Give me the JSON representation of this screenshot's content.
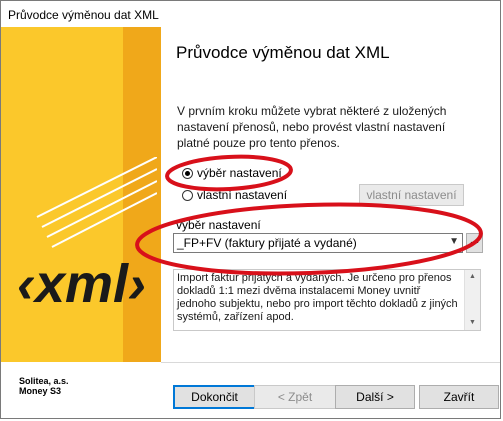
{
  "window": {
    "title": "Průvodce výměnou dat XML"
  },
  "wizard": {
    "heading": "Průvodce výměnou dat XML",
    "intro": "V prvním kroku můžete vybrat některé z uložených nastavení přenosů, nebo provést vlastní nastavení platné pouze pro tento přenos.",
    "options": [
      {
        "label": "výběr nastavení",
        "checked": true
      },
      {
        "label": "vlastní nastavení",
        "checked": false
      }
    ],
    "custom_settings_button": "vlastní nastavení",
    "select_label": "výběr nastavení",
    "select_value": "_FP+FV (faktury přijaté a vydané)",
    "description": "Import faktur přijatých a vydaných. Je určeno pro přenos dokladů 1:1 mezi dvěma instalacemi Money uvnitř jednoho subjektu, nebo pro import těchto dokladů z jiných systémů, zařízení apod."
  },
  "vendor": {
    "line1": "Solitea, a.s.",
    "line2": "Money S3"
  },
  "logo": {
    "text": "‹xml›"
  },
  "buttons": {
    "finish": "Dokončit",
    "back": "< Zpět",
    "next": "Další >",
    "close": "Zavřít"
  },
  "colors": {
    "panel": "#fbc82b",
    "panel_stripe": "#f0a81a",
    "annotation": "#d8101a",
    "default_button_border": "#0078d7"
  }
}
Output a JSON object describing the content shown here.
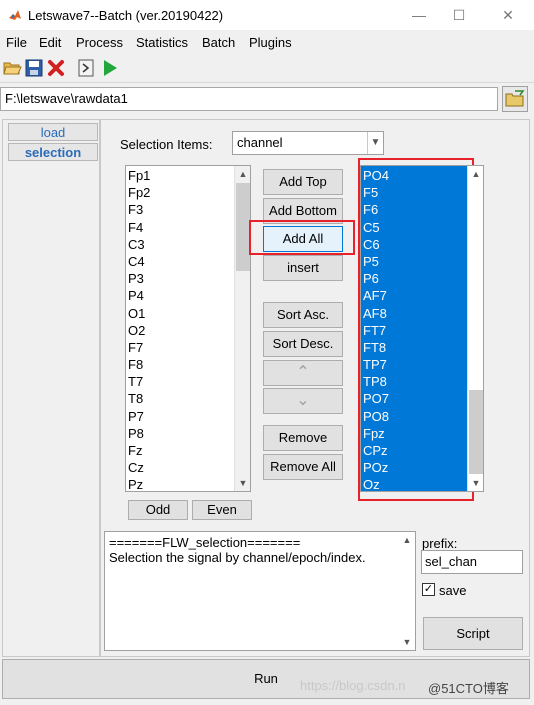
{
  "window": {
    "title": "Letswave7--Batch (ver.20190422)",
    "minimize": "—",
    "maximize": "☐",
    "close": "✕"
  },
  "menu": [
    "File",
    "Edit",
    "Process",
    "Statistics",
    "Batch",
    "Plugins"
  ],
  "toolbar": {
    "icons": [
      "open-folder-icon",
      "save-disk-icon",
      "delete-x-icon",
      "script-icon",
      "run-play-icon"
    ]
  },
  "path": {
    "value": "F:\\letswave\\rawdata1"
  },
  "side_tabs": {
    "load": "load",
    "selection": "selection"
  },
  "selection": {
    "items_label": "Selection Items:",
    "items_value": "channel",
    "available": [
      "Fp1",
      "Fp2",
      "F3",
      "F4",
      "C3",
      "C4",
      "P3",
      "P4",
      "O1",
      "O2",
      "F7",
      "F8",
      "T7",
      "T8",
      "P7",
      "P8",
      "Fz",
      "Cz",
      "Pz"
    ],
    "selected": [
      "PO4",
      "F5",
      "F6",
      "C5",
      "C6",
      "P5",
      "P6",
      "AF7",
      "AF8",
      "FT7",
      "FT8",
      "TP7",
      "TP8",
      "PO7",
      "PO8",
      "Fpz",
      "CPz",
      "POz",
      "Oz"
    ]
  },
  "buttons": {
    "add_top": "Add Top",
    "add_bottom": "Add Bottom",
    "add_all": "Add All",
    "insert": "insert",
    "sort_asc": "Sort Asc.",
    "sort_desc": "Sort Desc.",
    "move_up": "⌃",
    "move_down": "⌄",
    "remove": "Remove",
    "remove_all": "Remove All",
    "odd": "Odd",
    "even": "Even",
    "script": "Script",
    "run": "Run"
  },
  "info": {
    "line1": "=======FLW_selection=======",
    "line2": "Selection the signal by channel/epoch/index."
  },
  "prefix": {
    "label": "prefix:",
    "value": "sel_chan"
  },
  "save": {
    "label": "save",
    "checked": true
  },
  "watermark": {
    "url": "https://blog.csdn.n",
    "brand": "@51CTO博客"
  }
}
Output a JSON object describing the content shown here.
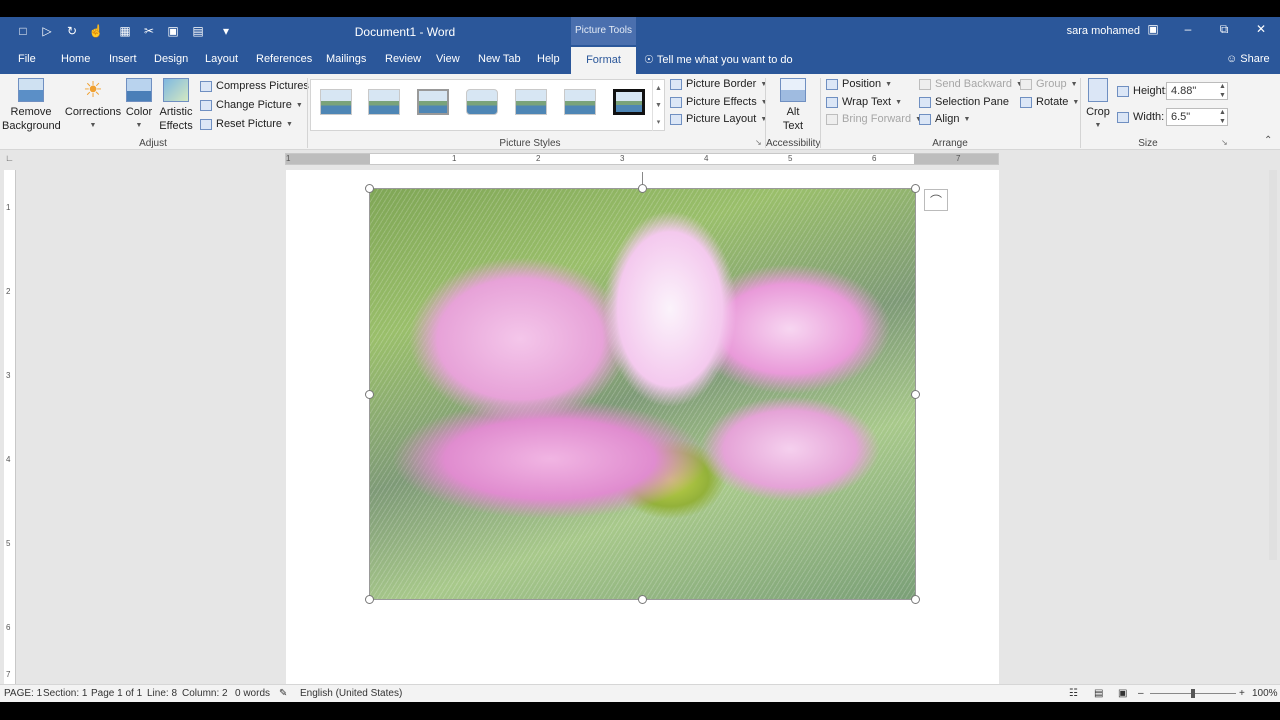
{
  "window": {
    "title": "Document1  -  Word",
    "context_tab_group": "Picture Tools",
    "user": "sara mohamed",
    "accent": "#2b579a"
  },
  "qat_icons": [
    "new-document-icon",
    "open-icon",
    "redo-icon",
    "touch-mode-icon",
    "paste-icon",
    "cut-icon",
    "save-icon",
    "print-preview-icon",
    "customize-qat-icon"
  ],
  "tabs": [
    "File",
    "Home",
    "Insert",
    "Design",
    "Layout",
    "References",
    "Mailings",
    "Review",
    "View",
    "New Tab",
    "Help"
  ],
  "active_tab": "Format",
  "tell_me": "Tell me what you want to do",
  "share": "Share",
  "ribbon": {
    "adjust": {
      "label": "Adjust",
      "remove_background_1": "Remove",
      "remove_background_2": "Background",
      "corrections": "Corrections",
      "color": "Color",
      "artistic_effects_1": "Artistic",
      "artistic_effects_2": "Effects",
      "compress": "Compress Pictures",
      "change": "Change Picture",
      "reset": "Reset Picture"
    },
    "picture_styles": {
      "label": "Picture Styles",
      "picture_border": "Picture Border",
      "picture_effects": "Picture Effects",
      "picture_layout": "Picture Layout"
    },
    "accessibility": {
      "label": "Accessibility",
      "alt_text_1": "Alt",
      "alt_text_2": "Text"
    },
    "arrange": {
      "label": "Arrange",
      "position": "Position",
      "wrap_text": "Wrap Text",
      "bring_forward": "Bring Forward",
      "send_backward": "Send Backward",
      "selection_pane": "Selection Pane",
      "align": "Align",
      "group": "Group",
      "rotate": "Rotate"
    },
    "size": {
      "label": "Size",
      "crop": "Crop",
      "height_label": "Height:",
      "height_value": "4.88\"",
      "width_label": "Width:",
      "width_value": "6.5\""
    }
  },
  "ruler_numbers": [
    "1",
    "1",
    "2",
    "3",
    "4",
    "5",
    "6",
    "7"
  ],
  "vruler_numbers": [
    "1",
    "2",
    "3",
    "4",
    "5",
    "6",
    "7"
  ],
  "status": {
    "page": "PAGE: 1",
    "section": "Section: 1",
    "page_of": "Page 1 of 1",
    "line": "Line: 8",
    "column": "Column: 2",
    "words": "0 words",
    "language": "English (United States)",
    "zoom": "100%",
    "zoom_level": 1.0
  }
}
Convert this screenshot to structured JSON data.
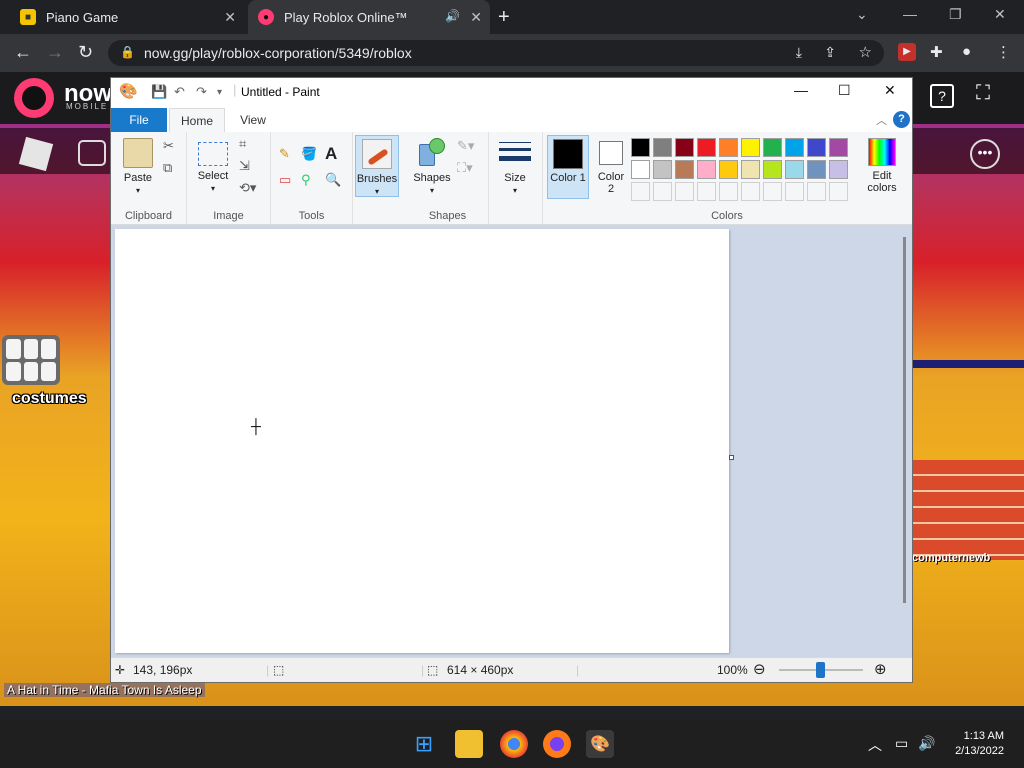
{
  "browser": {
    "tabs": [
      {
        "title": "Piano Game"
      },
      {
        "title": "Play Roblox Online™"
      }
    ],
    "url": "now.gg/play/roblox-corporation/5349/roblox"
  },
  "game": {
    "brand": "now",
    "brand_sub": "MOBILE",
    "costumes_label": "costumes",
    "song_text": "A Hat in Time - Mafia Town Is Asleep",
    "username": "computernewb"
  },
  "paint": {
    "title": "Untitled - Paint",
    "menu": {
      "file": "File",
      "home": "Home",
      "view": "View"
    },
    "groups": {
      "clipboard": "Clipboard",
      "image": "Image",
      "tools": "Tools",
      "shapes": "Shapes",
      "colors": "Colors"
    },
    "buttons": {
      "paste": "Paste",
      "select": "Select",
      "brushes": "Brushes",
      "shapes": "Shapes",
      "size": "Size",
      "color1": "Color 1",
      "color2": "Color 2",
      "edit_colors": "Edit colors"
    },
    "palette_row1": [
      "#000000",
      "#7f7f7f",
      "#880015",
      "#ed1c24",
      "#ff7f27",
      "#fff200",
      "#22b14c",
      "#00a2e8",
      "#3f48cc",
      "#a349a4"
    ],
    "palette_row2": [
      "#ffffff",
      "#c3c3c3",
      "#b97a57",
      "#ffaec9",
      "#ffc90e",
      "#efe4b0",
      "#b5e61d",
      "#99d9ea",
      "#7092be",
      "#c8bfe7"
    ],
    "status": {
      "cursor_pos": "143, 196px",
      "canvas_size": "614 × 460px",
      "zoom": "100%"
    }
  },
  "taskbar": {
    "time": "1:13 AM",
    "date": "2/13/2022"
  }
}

## Goal of the exercise
Your task is to copy the entries in full and exactly, without any images.

## Exercise solution
Give me the JSON representation of this screenshot's content.
{
  "window": {
    "title": "Průvodce výměnou dat XML"
  },
  "wizard": {
    "heading": "Průvodce výměnou dat XML",
    "intro": "V prvním kroku můžete vybrat některé z uložených nastavení přenosů, nebo provést vlastní nastavení platné pouze pro tento přenos.",
    "options": [
      {
        "label": "výběr nastavení",
        "checked": true
      },
      {
        "label": "vlastní nastavení",
        "checked": false
      }
    ],
    "custom_settings_button": "vlastní nastavení",
    "select_label": "výběr nastavení",
    "select_value": "_FP+FV (faktury přijaté a vydané)",
    "description": "Import faktur přijatých a vydaných. Je určeno pro přenos dokladů 1:1 mezi dvěma instalacemi Money uvnitř jednoho subjektu, nebo pro import těchto dokladů z jiných systémů, zařízení apod."
  },
  "vendor": {
    "line1": "Solitea, a.s.",
    "line2": "Money S3"
  },
  "logo": {
    "text": "‹xml›"
  },
  "buttons": {
    "finish": "Dokončit",
    "back": "< Zpět",
    "next": "Další >",
    "close": "Zavřít"
  },
  "colors": {
    "panel": "#fbc82b",
    "panel_stripe": "#f0a81a",
    "annotation": "#d8101a",
    "default_button_border": "#0078d7"
  }
}
Output a JSON object describing the content shown here.
{
  "window": {
    "title": "Letswave7--Batch (ver.20190422)",
    "minimize": "—",
    "maximize": "☐",
    "close": "✕"
  },
  "menu": [
    "File",
    "Edit",
    "Process",
    "Statistics",
    "Batch",
    "Plugins"
  ],
  "toolbar": {
    "icons": [
      "open-folder-icon",
      "save-disk-icon",
      "delete-x-icon",
      "script-icon",
      "run-play-icon"
    ]
  },
  "path": {
    "value": "F:\\letswave\\rawdata1"
  },
  "side_tabs": {
    "load": "load",
    "selection": "selection"
  },
  "selection": {
    "items_label": "Selection Items:",
    "items_value": "channel",
    "available": [
      "Fp1",
      "Fp2",
      "F3",
      "F4",
      "C3",
      "C4",
      "P3",
      "P4",
      "O1",
      "O2",
      "F7",
      "F8",
      "T7",
      "T8",
      "P7",
      "P8",
      "Fz",
      "Cz",
      "Pz"
    ],
    "selected": [
      "PO4",
      "F5",
      "F6",
      "C5",
      "C6",
      "P5",
      "P6",
      "AF7",
      "AF8",
      "FT7",
      "FT8",
      "TP7",
      "TP8",
      "PO7",
      "PO8",
      "Fpz",
      "CPz",
      "POz",
      "Oz"
    ]
  },
  "buttons": {
    "add_top": "Add Top",
    "add_bottom": "Add Bottom",
    "add_all": "Add All",
    "insert": "insert",
    "sort_asc": "Sort Asc.",
    "sort_desc": "Sort Desc.",
    "move_up": "⌃",
    "move_down": "⌄",
    "remove": "Remove",
    "remove_all": "Remove All",
    "odd": "Odd",
    "even": "Even",
    "script": "Script",
    "run": "Run"
  },
  "info": {
    "line1": "=======FLW_selection=======",
    "line2": "Selection the signal by channel/epoch/index."
  },
  "prefix": {
    "label": "prefix:",
    "value": "sel_chan"
  },
  "save": {
    "label": "save",
    "checked": true
  },
  "watermark": {
    "url": "https://blog.csdn.n",
    "brand": "@51CTO博客"
  }
}
Output a JSON object describing the content shown here.
{
  "window": {
    "title": "Document1  -  Word",
    "context_tab_group": "Picture Tools",
    "user": "sara mohamed",
    "accent": "#2b579a"
  },
  "qat_icons": [
    "new-document-icon",
    "open-icon",
    "redo-icon",
    "touch-mode-icon",
    "paste-icon",
    "cut-icon",
    "save-icon",
    "print-preview-icon",
    "customize-qat-icon"
  ],
  "tabs": [
    "File",
    "Home",
    "Insert",
    "Design",
    "Layout",
    "References",
    "Mailings",
    "Review",
    "View",
    "New Tab",
    "Help"
  ],
  "active_tab": "Format",
  "tell_me": "Tell me what you want to do",
  "share": "Share",
  "ribbon": {
    "adjust": {
      "label": "Adjust",
      "remove_background_1": "Remove",
      "remove_background_2": "Background",
      "corrections": "Corrections",
      "color": "Color",
      "artistic_effects_1": "Artistic",
      "artistic_effects_2": "Effects",
      "compress": "Compress Pictures",
      "change": "Change Picture",
      "reset": "Reset Picture"
    },
    "picture_styles": {
      "label": "Picture Styles",
      "picture_border": "Picture Border",
      "picture_effects": "Picture Effects",
      "picture_layout": "Picture Layout"
    },
    "accessibility": {
      "label": "Accessibility",
      "alt_text_1": "Alt",
      "alt_text_2": "Text"
    },
    "arrange": {
      "label": "Arrange",
      "position": "Position",
      "wrap_text": "Wrap Text",
      "bring_forward": "Bring Forward",
      "send_backward": "Send Backward",
      "selection_pane": "Selection Pane",
      "align": "Align",
      "group": "Group",
      "rotate": "Rotate"
    },
    "size": {
      "label": "Size",
      "crop": "Crop",
      "height_label": "Height:",
      "height_value": "4.88\"",
      "width_label": "Width:",
      "width_value": "6.5\""
    }
  },
  "ruler_numbers": [
    "1",
    "1",
    "2",
    "3",
    "4",
    "5",
    "6",
    "7"
  ],
  "vruler_numbers": [
    "1",
    "2",
    "3",
    "4",
    "5",
    "6",
    "7"
  ],
  "status": {
    "page": "PAGE: 1",
    "section": "Section: 1",
    "page_of": "Page 1 of 1",
    "line": "Line: 8",
    "column": "Column: 2",
    "words": "0 words",
    "language": "English (United States)",
    "zoom": "100%",
    "zoom_level": 1.0
  }
}
Convert this screenshot to structured JSON data.
{
  "browser": {
    "tabs": [
      {
        "title": "Piano Game"
      },
      {
        "title": "Play Roblox Online™"
      }
    ],
    "url": "now.gg/play/roblox-corporation/5349/roblox"
  },
  "game": {
    "brand": "now",
    "brand_sub": "MOBILE",
    "costumes_label": "costumes",
    "song_text": "A Hat in Time - Mafia Town Is Asleep",
    "username": "computernewb"
  },
  "paint": {
    "title": "Untitled - Paint",
    "menu": {
      "file": "File",
      "home": "Home",
      "view": "View"
    },
    "groups": {
      "clipboard": "Clipboard",
      "image": "Image",
      "tools": "Tools",
      "shapes": "Shapes",
      "colors": "Colors"
    },
    "buttons": {
      "paste": "Paste",
      "select": "Select",
      "brushes": "Brushes",
      "shapes": "Shapes",
      "size": "Size",
      "color1": "Color 1",
      "color2": "Color 2",
      "edit_colors": "Edit colors"
    },
    "palette_row1": [
      "#000000",
      "#7f7f7f",
      "#880015",
      "#ed1c24",
      "#ff7f27",
      "#fff200",
      "#22b14c",
      "#00a2e8",
      "#3f48cc",
      "#a349a4"
    ],
    "palette_row2": [
      "#ffffff",
      "#c3c3c3",
      "#b97a57",
      "#ffaec9",
      "#ffc90e",
      "#efe4b0",
      "#b5e61d",
      "#99d9ea",
      "#7092be",
      "#c8bfe7"
    ],
    "status": {
      "cursor_pos": "143, 196px",
      "canvas_size": "614 × 460px",
      "zoom": "100%"
    }
  },
  "taskbar": {
    "time": "1:13 AM",
    "date": "2/13/2022"
  }
}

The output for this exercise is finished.